• YOUR OBJECTIVE: Go through the records and extract every line with the word "博古积分".

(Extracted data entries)
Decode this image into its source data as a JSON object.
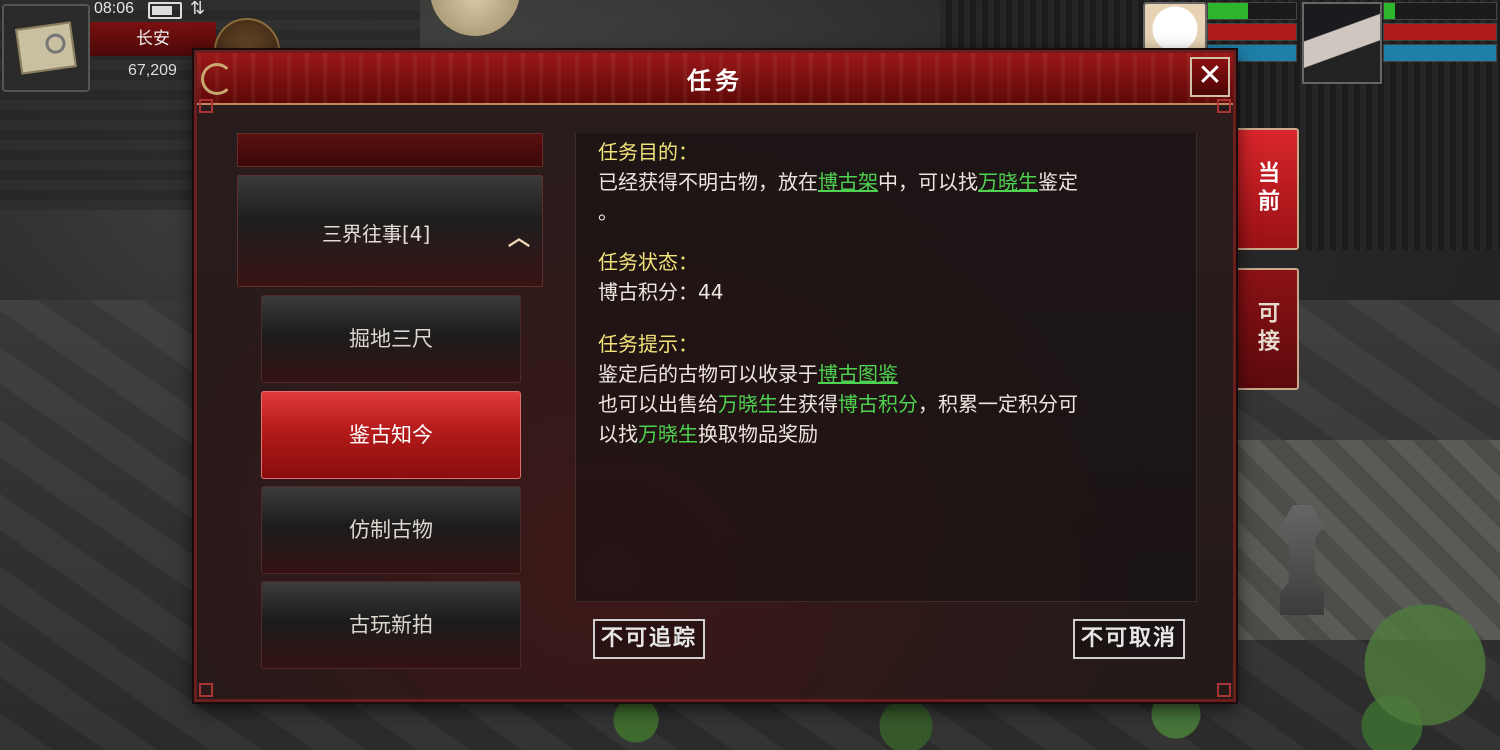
{
  "hud": {
    "time": "08:06",
    "signal": "⇅",
    "location": "长安",
    "coords": "67,209"
  },
  "dialog": {
    "title": "任务",
    "close_glyph": "✕"
  },
  "side_tabs": {
    "current": "当前",
    "available": "可接"
  },
  "quest_list": {
    "category": "三界往事[4]",
    "category_arrow": "︿",
    "items": [
      {
        "label": "掘地三尺"
      },
      {
        "label": "鉴古知今",
        "selected": true
      },
      {
        "label": "仿制古物"
      },
      {
        "label": "古玩新拍"
      }
    ]
  },
  "quest_detail": {
    "goal_heading": "任务目的：",
    "goal_text_1": "已经获得不明古物，放在",
    "goal_link_1": "博古架",
    "goal_text_2": "中，可以找",
    "goal_link_2": "万晓生",
    "goal_text_3": "鉴定",
    "goal_text_4": "。",
    "status_heading": "任务状态：",
    "status_text": "博古积分：44",
    "hint_heading": "任务提示：",
    "hint_line1_text": "鉴定后的古物可以收录于",
    "hint_line1_link": "博古图鉴",
    "hint_line2_a": "也可以出售给",
    "hint_line2_link1": "万晓生",
    "hint_line2_b": "生获得",
    "hint_line2_link2": "博古积分",
    "hint_line2_c": "，积累一定积分可",
    "hint_line3_a": "以找",
    "hint_line3_link": "万晓生",
    "hint_line3_b": "换取物品奖励"
  },
  "footer": {
    "track_button": "不可追踪",
    "cancel_button": "不可取消"
  },
  "colors": {
    "accent_red": "#b41a1a",
    "heading_yellow": "#f2e27a",
    "link_green": "#4fd24f"
  },
  "status_bars": {
    "pet": {
      "hp": 0.45,
      "mp": 1.0,
      "sp": 1.0
    },
    "hero": {
      "hp": 0.1,
      "mp": 1.0,
      "sp": 1.0
    }
  }
}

• FINISHED EXERCISE:
    "status_text": "博古积分：44",
    "hint_line2_link2": "博古积分",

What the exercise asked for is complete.